#### [REQUIRED TASK]
Reproduce the data exactly.

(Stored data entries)

=====

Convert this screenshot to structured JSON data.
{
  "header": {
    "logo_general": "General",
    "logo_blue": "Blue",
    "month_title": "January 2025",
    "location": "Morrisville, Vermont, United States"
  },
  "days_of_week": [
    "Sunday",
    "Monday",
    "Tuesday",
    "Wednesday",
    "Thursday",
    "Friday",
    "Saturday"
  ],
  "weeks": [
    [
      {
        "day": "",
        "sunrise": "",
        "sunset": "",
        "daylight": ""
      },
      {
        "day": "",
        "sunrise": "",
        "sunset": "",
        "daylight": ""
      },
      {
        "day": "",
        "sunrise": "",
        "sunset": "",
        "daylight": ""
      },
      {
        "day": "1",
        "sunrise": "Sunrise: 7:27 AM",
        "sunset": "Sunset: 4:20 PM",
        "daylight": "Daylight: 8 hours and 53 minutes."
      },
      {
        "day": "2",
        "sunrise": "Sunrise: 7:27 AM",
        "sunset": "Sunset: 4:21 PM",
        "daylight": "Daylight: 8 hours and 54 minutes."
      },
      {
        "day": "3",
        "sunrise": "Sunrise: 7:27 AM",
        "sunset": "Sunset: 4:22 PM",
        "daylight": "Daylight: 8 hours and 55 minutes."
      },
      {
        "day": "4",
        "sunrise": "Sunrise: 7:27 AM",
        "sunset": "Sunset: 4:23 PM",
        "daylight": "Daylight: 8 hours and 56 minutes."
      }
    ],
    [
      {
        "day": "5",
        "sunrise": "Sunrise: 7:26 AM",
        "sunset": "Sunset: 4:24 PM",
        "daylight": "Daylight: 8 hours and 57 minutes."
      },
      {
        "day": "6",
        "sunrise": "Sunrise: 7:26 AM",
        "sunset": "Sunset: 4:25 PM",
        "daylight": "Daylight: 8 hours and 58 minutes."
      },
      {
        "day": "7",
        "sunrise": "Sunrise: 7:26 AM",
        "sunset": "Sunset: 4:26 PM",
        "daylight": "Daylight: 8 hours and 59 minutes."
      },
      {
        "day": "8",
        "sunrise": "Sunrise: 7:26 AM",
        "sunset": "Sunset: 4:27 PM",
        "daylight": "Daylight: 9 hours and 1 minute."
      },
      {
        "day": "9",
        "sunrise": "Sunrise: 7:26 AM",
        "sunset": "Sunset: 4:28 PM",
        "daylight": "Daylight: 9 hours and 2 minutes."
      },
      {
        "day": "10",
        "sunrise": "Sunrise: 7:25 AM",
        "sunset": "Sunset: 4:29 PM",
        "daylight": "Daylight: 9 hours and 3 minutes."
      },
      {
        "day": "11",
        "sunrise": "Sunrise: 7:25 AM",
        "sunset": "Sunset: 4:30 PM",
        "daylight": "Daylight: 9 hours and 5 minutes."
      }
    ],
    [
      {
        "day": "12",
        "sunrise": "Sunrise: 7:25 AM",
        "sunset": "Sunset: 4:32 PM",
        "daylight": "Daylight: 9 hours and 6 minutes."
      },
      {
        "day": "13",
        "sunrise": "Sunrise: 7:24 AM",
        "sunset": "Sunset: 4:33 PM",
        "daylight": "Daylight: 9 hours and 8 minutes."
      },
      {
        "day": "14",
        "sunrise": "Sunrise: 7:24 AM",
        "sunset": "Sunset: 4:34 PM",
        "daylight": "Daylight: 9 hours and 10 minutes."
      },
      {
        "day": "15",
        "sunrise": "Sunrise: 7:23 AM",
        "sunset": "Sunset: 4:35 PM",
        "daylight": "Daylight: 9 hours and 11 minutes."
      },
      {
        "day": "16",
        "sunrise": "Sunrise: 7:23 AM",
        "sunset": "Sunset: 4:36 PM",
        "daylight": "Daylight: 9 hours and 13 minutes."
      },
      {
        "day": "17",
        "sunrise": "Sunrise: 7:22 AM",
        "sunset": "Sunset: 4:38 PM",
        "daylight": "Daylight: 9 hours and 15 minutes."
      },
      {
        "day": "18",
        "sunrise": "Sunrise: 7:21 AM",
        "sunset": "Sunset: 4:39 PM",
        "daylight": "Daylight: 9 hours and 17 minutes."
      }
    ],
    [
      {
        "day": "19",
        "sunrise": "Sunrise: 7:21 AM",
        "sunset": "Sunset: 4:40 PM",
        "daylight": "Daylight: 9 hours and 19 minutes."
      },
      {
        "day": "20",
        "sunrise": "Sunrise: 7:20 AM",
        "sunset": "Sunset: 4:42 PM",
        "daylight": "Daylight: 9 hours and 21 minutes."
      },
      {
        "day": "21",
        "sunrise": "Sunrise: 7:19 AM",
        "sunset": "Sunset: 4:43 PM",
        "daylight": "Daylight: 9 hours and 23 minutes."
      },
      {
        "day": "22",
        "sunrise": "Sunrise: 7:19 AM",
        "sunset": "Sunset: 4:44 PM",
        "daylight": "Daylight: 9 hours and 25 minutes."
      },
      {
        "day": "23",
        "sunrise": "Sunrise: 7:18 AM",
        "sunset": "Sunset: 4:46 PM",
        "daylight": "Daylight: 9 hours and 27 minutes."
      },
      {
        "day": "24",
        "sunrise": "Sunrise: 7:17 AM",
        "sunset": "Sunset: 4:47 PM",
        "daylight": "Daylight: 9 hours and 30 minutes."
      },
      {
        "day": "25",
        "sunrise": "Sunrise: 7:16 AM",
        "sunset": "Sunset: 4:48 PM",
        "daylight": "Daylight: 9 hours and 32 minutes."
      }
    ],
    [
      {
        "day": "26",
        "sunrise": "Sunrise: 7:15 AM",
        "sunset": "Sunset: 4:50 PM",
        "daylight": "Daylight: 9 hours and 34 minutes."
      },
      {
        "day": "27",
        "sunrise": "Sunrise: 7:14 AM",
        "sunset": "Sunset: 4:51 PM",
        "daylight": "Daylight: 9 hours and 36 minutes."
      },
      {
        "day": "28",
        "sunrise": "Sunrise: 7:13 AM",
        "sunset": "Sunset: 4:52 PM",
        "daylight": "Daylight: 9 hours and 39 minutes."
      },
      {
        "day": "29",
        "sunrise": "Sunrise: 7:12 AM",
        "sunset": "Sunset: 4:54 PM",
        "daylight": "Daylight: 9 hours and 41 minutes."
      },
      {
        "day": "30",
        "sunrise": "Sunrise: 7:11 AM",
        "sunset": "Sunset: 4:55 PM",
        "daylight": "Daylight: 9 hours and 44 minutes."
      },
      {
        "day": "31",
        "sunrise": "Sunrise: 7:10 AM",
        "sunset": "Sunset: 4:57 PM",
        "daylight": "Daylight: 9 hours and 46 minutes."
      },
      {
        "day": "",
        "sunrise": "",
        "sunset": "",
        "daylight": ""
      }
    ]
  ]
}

=====

#### [FULL OUTPUT]
Convert this screenshot to structured JSON data.
{
  "header": {
    "logo_general": "General",
    "logo_blue": "Blue",
    "month_title": "January 2025",
    "location": "Morrisville, Vermont, United States"
  },
  "days_of_week": [
    "Sunday",
    "Monday",
    "Tuesday",
    "Wednesday",
    "Thursday",
    "Friday",
    "Saturday"
  ],
  "weeks": [
    [
      {
        "day": "",
        "sunrise": "",
        "sunset": "",
        "daylight": ""
      },
      {
        "day": "",
        "sunrise": "",
        "sunset": "",
        "daylight": ""
      },
      {
        "day": "",
        "sunrise": "",
        "sunset": "",
        "daylight": ""
      },
      {
        "day": "1",
        "sunrise": "Sunrise: 7:27 AM",
        "sunset": "Sunset: 4:20 PM",
        "daylight": "Daylight: 8 hours and 53 minutes."
      },
      {
        "day": "2",
        "sunrise": "Sunrise: 7:27 AM",
        "sunset": "Sunset: 4:21 PM",
        "daylight": "Daylight: 8 hours and 54 minutes."
      },
      {
        "day": "3",
        "sunrise": "Sunrise: 7:27 AM",
        "sunset": "Sunset: 4:22 PM",
        "daylight": "Daylight: 8 hours and 55 minutes."
      },
      {
        "day": "4",
        "sunrise": "Sunrise: 7:27 AM",
        "sunset": "Sunset: 4:23 PM",
        "daylight": "Daylight: 8 hours and 56 minutes."
      }
    ],
    [
      {
        "day": "5",
        "sunrise": "Sunrise: 7:26 AM",
        "sunset": "Sunset: 4:24 PM",
        "daylight": "Daylight: 8 hours and 57 minutes."
      },
      {
        "day": "6",
        "sunrise": "Sunrise: 7:26 AM",
        "sunset": "Sunset: 4:25 PM",
        "daylight": "Daylight: 8 hours and 58 minutes."
      },
      {
        "day": "7",
        "sunrise": "Sunrise: 7:26 AM",
        "sunset": "Sunset: 4:26 PM",
        "daylight": "Daylight: 8 hours and 59 minutes."
      },
      {
        "day": "8",
        "sunrise": "Sunrise: 7:26 AM",
        "sunset": "Sunset: 4:27 PM",
        "daylight": "Daylight: 9 hours and 1 minute."
      },
      {
        "day": "9",
        "sunrise": "Sunrise: 7:26 AM",
        "sunset": "Sunset: 4:28 PM",
        "daylight": "Daylight: 9 hours and 2 minutes."
      },
      {
        "day": "10",
        "sunrise": "Sunrise: 7:25 AM",
        "sunset": "Sunset: 4:29 PM",
        "daylight": "Daylight: 9 hours and 3 minutes."
      },
      {
        "day": "11",
        "sunrise": "Sunrise: 7:25 AM",
        "sunset": "Sunset: 4:30 PM",
        "daylight": "Daylight: 9 hours and 5 minutes."
      }
    ],
    [
      {
        "day": "12",
        "sunrise": "Sunrise: 7:25 AM",
        "sunset": "Sunset: 4:32 PM",
        "daylight": "Daylight: 9 hours and 6 minutes."
      },
      {
        "day": "13",
        "sunrise": "Sunrise: 7:24 AM",
        "sunset": "Sunset: 4:33 PM",
        "daylight": "Daylight: 9 hours and 8 minutes."
      },
      {
        "day": "14",
        "sunrise": "Sunrise: 7:24 AM",
        "sunset": "Sunset: 4:34 PM",
        "daylight": "Daylight: 9 hours and 10 minutes."
      },
      {
        "day": "15",
        "sunrise": "Sunrise: 7:23 AM",
        "sunset": "Sunset: 4:35 PM",
        "daylight": "Daylight: 9 hours and 11 minutes."
      },
      {
        "day": "16",
        "sunrise": "Sunrise: 7:23 AM",
        "sunset": "Sunset: 4:36 PM",
        "daylight": "Daylight: 9 hours and 13 minutes."
      },
      {
        "day": "17",
        "sunrise": "Sunrise: 7:22 AM",
        "sunset": "Sunset: 4:38 PM",
        "daylight": "Daylight: 9 hours and 15 minutes."
      },
      {
        "day": "18",
        "sunrise": "Sunrise: 7:21 AM",
        "sunset": "Sunset: 4:39 PM",
        "daylight": "Daylight: 9 hours and 17 minutes."
      }
    ],
    [
      {
        "day": "19",
        "sunrise": "Sunrise: 7:21 AM",
        "sunset": "Sunset: 4:40 PM",
        "daylight": "Daylight: 9 hours and 19 minutes."
      },
      {
        "day": "20",
        "sunrise": "Sunrise: 7:20 AM",
        "sunset": "Sunset: 4:42 PM",
        "daylight": "Daylight: 9 hours and 21 minutes."
      },
      {
        "day": "21",
        "sunrise": "Sunrise: 7:19 AM",
        "sunset": "Sunset: 4:43 PM",
        "daylight": "Daylight: 9 hours and 23 minutes."
      },
      {
        "day": "22",
        "sunrise": "Sunrise: 7:19 AM",
        "sunset": "Sunset: 4:44 PM",
        "daylight": "Daylight: 9 hours and 25 minutes."
      },
      {
        "day": "23",
        "sunrise": "Sunrise: 7:18 AM",
        "sunset": "Sunset: 4:46 PM",
        "daylight": "Daylight: 9 hours and 27 minutes."
      },
      {
        "day": "24",
        "sunrise": "Sunrise: 7:17 AM",
        "sunset": "Sunset: 4:47 PM",
        "daylight": "Daylight: 9 hours and 30 minutes."
      },
      {
        "day": "25",
        "sunrise": "Sunrise: 7:16 AM",
        "sunset": "Sunset: 4:48 PM",
        "daylight": "Daylight: 9 hours and 32 minutes."
      }
    ],
    [
      {
        "day": "26",
        "sunrise": "Sunrise: 7:15 AM",
        "sunset": "Sunset: 4:50 PM",
        "daylight": "Daylight: 9 hours and 34 minutes."
      },
      {
        "day": "27",
        "sunrise": "Sunrise: 7:14 AM",
        "sunset": "Sunset: 4:51 PM",
        "daylight": "Daylight: 9 hours and 36 minutes."
      },
      {
        "day": "28",
        "sunrise": "Sunrise: 7:13 AM",
        "sunset": "Sunset: 4:52 PM",
        "daylight": "Daylight: 9 hours and 39 minutes."
      },
      {
        "day": "29",
        "sunrise": "Sunrise: 7:12 AM",
        "sunset": "Sunset: 4:54 PM",
        "daylight": "Daylight: 9 hours and 41 minutes."
      },
      {
        "day": "30",
        "sunrise": "Sunrise: 7:11 AM",
        "sunset": "Sunset: 4:55 PM",
        "daylight": "Daylight: 9 hours and 44 minutes."
      },
      {
        "day": "31",
        "sunrise": "Sunrise: 7:10 AM",
        "sunset": "Sunset: 4:57 PM",
        "daylight": "Daylight: 9 hours and 46 minutes."
      },
      {
        "day": "",
        "sunrise": "",
        "sunset": "",
        "daylight": ""
      }
    ]
  ]
}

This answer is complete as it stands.